*Challenge*.
Wherever the word "台湾地区移动游戏收入" turns up in a line of the entries, copy that line.

*Given information*.
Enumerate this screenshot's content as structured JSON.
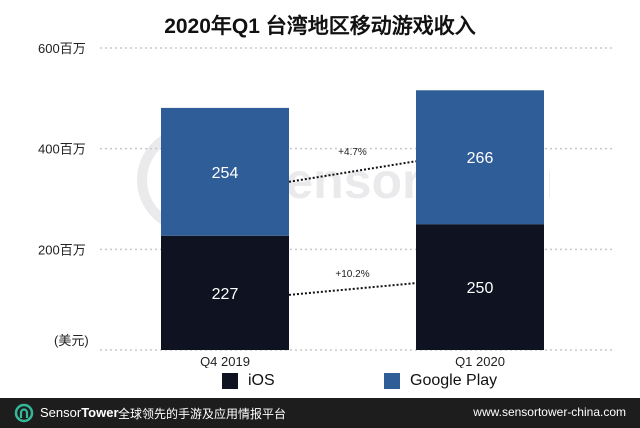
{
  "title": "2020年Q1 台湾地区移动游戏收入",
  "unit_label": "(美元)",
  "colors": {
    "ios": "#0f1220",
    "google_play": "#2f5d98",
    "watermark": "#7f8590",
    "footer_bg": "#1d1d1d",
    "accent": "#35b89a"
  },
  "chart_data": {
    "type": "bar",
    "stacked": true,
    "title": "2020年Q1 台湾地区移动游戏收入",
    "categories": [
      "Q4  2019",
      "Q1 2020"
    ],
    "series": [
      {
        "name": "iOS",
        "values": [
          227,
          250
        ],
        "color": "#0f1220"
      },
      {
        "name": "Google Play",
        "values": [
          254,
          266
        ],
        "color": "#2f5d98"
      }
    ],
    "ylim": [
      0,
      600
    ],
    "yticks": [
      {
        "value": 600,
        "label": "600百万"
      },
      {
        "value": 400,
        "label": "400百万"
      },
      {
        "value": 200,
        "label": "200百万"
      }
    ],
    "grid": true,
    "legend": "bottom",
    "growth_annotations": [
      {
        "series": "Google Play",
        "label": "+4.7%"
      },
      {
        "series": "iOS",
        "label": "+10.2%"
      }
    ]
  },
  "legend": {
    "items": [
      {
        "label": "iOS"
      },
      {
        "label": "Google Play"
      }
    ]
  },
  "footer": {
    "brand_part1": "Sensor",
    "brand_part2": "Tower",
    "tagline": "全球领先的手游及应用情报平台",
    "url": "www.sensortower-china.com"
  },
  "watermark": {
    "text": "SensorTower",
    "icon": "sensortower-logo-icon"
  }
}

*Correct output*.
  "title": "2020年Q1 台湾地区移动游戏收入",
    "title": "2020年Q1 台湾地区移动游戏收入",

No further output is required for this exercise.